*Work required*: Convert every line of the items below into a Markdown table with two columns, Row and Item line. Number each row and omit blank lines.

*Information provided*:
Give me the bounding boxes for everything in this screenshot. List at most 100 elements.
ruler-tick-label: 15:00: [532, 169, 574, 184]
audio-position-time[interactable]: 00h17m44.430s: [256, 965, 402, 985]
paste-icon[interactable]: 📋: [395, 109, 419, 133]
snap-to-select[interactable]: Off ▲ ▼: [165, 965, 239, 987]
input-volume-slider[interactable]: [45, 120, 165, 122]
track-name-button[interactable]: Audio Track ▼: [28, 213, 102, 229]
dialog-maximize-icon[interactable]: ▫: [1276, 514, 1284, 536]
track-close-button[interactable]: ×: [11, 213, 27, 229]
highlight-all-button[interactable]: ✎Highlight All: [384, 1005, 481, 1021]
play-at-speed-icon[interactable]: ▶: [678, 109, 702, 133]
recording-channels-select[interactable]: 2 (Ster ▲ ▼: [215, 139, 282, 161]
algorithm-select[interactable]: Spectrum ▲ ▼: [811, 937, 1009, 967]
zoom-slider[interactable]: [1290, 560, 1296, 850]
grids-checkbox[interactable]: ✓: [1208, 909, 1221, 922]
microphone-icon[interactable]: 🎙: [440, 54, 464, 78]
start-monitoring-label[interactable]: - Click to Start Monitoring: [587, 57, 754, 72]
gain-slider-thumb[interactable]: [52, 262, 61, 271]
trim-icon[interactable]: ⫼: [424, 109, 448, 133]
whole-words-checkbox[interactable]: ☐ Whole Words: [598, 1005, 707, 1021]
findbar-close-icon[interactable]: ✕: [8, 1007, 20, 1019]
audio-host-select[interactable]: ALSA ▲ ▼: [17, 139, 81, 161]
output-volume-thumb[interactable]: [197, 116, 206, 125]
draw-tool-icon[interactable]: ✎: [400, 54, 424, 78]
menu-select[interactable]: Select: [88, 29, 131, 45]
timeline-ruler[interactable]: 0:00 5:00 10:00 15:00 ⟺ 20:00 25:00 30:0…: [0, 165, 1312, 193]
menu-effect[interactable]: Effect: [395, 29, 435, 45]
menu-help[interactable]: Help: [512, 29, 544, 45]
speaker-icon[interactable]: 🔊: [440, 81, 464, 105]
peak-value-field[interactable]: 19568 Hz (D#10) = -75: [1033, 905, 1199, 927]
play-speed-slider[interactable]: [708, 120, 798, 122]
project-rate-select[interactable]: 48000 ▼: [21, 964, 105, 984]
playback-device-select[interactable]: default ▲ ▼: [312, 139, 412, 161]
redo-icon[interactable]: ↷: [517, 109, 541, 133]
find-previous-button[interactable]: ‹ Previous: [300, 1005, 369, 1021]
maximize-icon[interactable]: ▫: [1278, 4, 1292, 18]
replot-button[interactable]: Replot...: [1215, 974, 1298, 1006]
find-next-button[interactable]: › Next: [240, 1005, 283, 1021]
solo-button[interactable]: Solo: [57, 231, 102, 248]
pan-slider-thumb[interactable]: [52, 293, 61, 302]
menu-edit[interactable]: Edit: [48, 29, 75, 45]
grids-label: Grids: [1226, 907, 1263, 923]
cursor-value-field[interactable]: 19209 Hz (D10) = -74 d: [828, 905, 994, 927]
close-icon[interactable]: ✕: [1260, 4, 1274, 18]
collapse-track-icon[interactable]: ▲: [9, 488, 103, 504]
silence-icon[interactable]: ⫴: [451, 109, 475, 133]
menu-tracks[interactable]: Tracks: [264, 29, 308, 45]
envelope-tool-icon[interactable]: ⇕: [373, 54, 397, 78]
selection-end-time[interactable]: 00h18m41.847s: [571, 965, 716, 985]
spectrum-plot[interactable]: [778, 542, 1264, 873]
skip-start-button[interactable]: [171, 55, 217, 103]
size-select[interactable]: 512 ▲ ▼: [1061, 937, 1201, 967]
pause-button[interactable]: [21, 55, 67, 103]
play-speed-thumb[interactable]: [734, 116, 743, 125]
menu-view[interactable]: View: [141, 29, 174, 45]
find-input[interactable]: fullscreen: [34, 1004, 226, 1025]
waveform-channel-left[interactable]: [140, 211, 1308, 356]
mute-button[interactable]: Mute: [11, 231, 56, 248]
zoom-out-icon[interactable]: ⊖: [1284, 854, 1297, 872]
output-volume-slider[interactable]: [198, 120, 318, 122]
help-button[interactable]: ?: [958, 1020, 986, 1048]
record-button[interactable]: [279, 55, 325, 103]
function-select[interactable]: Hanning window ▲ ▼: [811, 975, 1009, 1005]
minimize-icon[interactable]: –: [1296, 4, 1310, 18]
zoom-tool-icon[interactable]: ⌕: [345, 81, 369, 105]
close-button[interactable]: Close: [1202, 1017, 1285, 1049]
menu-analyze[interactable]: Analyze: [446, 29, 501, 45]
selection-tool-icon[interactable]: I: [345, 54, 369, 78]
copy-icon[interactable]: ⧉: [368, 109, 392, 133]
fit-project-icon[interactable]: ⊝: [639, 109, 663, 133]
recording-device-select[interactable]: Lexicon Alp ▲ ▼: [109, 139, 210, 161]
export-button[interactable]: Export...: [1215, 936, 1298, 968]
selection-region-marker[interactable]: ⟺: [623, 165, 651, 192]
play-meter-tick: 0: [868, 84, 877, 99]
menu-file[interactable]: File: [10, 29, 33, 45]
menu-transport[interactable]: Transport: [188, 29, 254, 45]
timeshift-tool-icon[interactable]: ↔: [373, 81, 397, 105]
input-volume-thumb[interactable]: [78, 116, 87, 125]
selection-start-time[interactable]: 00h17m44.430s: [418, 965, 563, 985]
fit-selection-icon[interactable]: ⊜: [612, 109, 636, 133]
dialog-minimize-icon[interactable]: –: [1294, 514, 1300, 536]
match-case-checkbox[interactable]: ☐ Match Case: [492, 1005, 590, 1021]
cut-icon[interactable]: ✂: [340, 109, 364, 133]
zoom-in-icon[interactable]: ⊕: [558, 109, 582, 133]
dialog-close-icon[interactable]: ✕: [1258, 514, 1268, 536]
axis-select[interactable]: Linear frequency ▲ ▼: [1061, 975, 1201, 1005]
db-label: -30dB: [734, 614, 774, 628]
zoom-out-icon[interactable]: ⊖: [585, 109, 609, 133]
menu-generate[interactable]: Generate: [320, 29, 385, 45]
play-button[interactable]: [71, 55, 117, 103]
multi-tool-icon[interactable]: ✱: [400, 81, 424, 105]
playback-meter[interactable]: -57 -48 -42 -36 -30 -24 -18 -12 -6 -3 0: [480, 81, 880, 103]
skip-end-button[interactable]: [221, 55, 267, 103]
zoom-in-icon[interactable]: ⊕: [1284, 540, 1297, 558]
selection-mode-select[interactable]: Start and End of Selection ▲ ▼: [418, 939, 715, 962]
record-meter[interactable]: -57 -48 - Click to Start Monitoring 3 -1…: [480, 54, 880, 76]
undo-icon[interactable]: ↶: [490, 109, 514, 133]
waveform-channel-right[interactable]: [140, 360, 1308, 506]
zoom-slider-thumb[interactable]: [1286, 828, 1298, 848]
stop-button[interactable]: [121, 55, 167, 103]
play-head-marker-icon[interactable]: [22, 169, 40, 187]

*Response*:
| Row | Item line |
|---|---|
| 1 | Give me the bounding boxes for everything in this screenshot. List at most 100 elements. |
| 2 | ruler-tick-label: 15:00: [532, 169, 574, 184] |
| 3 | audio-position-time[interactable]: 00h17m44.430s: [256, 965, 402, 985] |
| 4 | paste-icon[interactable]: 📋: [395, 109, 419, 133] |
| 5 | snap-to-select[interactable]: Off ▲ ▼: [165, 965, 239, 987] |
| 6 | input-volume-slider[interactable]: [45, 120, 165, 122] |
| 7 | track-name-button[interactable]: Audio Track ▼: [28, 213, 102, 229] |
| 8 | dialog-maximize-icon[interactable]: ▫: [1276, 514, 1284, 536] |
| 9 | track-close-button[interactable]: ×: [11, 213, 27, 229] |
| 10 | highlight-all-button[interactable]: ✎Highlight All: [384, 1005, 481, 1021] |
| 11 | play-at-speed-icon[interactable]: ▶: [678, 109, 702, 133] |
| 12 | recording-channels-select[interactable]: 2 (Ster ▲ ▼: [215, 139, 282, 161] |
| 13 | algorithm-select[interactable]: Spectrum ▲ ▼: [811, 937, 1009, 967] |
| 14 | zoom-slider[interactable]: [1290, 560, 1296, 850] |
| 15 | grids-checkbox[interactable]: ✓: [1208, 909, 1221, 922] |
| 16 | microphone-icon[interactable]: 🎙: [440, 54, 464, 78] |
| 17 | start-monitoring-label[interactable]: - Click to Start Monitoring: [587, 57, 754, 72] |
| 18 | gain-slider-thumb[interactable]: [52, 262, 61, 271] |
| 19 | trim-icon[interactable]: ⫼: [424, 109, 448, 133] |
| 20 | whole-words-checkbox[interactable]: ☐ Whole Words: [598, 1005, 707, 1021] |
| 21 | findbar-close-icon[interactable]: ✕: [8, 1007, 20, 1019] |
| 22 | audio-host-select[interactable]: ALSA ▲ ▼: [17, 139, 81, 161] |
| 23 | output-volume-thumb[interactable]: [197, 116, 206, 125] |
| 24 | draw-tool-icon[interactable]: ✎: [400, 54, 424, 78] |
| 25 | menu-select[interactable]: Select: [88, 29, 131, 45] |
| 26 | timeline-ruler[interactable]: 0:00 5:00 10:00 15:00 ⟺ 20:00 25:00 30:0…: [0, 165, 1312, 193] |
| 27 | menu-effect[interactable]: Effect: [395, 29, 435, 45] |
| 28 | menu-help[interactable]: Help: [512, 29, 544, 45] |
| 29 | speaker-icon[interactable]: 🔊: [440, 81, 464, 105] |
| 30 | peak-value-field[interactable]: 19568 Hz (D#10) = -75: [1033, 905, 1199, 927] |
| 31 | play-speed-slider[interactable]: [708, 120, 798, 122] |
| 32 | project-rate-select[interactable]: 48000 ▼: [21, 964, 105, 984] |
| 33 | playback-device-select[interactable]: default ▲ ▼: [312, 139, 412, 161] |
| 34 | redo-icon[interactable]: ↷: [517, 109, 541, 133] |
| 35 | find-previous-button[interactable]: ‹ Previous: [300, 1005, 369, 1021] |
| 36 | maximize-icon[interactable]: ▫: [1278, 4, 1292, 18] |
| 37 | replot-button[interactable]: Replot...: [1215, 974, 1298, 1006] |
| 38 | find-next-button[interactable]: › Next: [240, 1005, 283, 1021] |
| 39 | solo-button[interactable]: Solo: [57, 231, 102, 248] |
| 40 | pan-slider-thumb[interactable]: [52, 293, 61, 302] |
| 41 | menu-edit[interactable]: Edit: [48, 29, 75, 45] |
| 42 | grids-label: Grids: [1226, 907, 1263, 923] |
| 43 | cursor-value-field[interactable]: 19209 Hz (D10) = -74 d: [828, 905, 994, 927] |
| 44 | close-icon[interactable]: ✕: [1260, 4, 1274, 18] |
| 45 | collapse-track-icon[interactable]: ▲: [9, 488, 103, 504] |
| 46 | silence-icon[interactable]: ⫴: [451, 109, 475, 133] |
| 47 | menu-tracks[interactable]: Tracks: [264, 29, 308, 45] |
| 48 | envelope-tool-icon[interactable]: ⇕: [373, 54, 397, 78] |
| 49 | selection-end-time[interactable]: 00h18m41.847s: [571, 965, 716, 985] |
| 50 | spectrum-plot[interactable]: [778, 542, 1264, 873] |
| 51 | skip-start-button[interactable]: [171, 55, 217, 103] |
| 52 | size-select[interactable]: 512 ▲ ▼: [1061, 937, 1201, 967] |
| 53 | pause-button[interactable]: [21, 55, 67, 103] |
| 54 | play-speed-thumb[interactable]: [734, 116, 743, 125] |
| 55 | menu-view[interactable]: View: [141, 29, 174, 45] |
| 56 | find-input[interactable]: fullscreen: [34, 1004, 226, 1025] |
| 57 | waveform-channel-left[interactable]: [140, 211, 1308, 356] |
| 58 | mute-button[interactable]: Mute: [11, 231, 56, 248] |
| 59 | zoom-out-icon[interactable]: ⊖: [1284, 854, 1297, 872] |
| 60 | output-volume-slider[interactable]: [198, 120, 318, 122] |
| 61 | help-button[interactable]: ?: [958, 1020, 986, 1048] |
| 62 | record-button[interactable]: [279, 55, 325, 103] |
| 63 | function-select[interactable]: Hanning window ▲ ▼: [811, 975, 1009, 1005] |
| 64 | minimize-icon[interactable]: –: [1296, 4, 1310, 18] |
| 65 | zoom-tool-icon[interactable]: ⌕: [345, 81, 369, 105] |
| 66 | close-button[interactable]: Close: [1202, 1017, 1285, 1049] |
| 67 | menu-analyze[interactable]: Analyze: [446, 29, 501, 45] |
| 68 | selection-tool-icon[interactable]: I: [345, 54, 369, 78] |
| 69 | copy-icon[interactable]: ⧉: [368, 109, 392, 133] |
| 70 | fit-project-icon[interactable]: ⊝: [639, 109, 663, 133] |
| 71 | recording-device-select[interactable]: Lexicon Alp ▲ ▼: [109, 139, 210, 161] |
| 72 | export-button[interactable]: Export...: [1215, 936, 1298, 968] |
| 73 | selection-region-marker[interactable]: ⟺: [623, 165, 651, 192] |
| 74 | play-meter-tick: 0: [868, 84, 877, 99] |
| 75 | menu-file[interactable]: File: [10, 29, 33, 45] |
| 76 | menu-transport[interactable]: Transport: [188, 29, 254, 45] |
| 77 | timeshift-tool-icon[interactable]: ↔: [373, 81, 397, 105] |
| 78 | input-volume-thumb[interactable]: [78, 116, 87, 125] |
| 79 | selection-start-time[interactable]: 00h17m44.430s: [418, 965, 563, 985] |
| 80 | fit-selection-icon[interactable]: ⊜: [612, 109, 636, 133] |
| 81 | dialog-minimize-icon[interactable]: –: [1294, 514, 1300, 536] |
| 82 | match-case-checkbox[interactable]: ☐ Match Case: [492, 1005, 590, 1021] |
| 83 | cut-icon[interactable]: ✂: [340, 109, 364, 133] |
| 84 | zoom-in-icon[interactable]: ⊕: [558, 109, 582, 133] |
| 85 | dialog-close-icon[interactable]: ✕: [1258, 514, 1268, 536] |
| 86 | axis-select[interactable]: Linear frequency ▲ ▼: [1061, 975, 1201, 1005] |
| 87 | db-label: -30dB: [734, 614, 774, 628] |
| 88 | zoom-out-icon[interactable]: ⊖: [585, 109, 609, 133] |
| 89 | menu-generate[interactable]: Generate: [320, 29, 385, 45] |
| 90 | play-button[interactable]: [71, 55, 117, 103] |
| 91 | multi-tool-icon[interactable]: ✱: [400, 81, 424, 105] |
| 92 | playback-meter[interactable]: -57 -48 -42 -36 -30 -24 -18 -12 -6 -3 0: [480, 81, 880, 103] |
| 93 | skip-end-button[interactable]: [221, 55, 267, 103] |
| 94 | zoom-in-icon[interactable]: ⊕: [1284, 540, 1297, 558] |
| 95 | selection-mode-select[interactable]: Start and End of Selection ▲ ▼: [418, 939, 715, 962] |
| 96 | record-meter[interactable]: -57 -48 - Click to Start Monitoring 3 -1…: [480, 54, 880, 76] |
| 97 | undo-icon[interactable]: ↶: [490, 109, 514, 133] |
| 98 | waveform-channel-right[interactable]: [140, 360, 1308, 506] |
| 99 | zoom-slider-thumb[interactable]: [1286, 828, 1298, 848] |
| 100 | stop-button[interactable]: [121, 55, 167, 103] |
| 101 | play-head-marker-icon[interactable]: [22, 169, 40, 187] |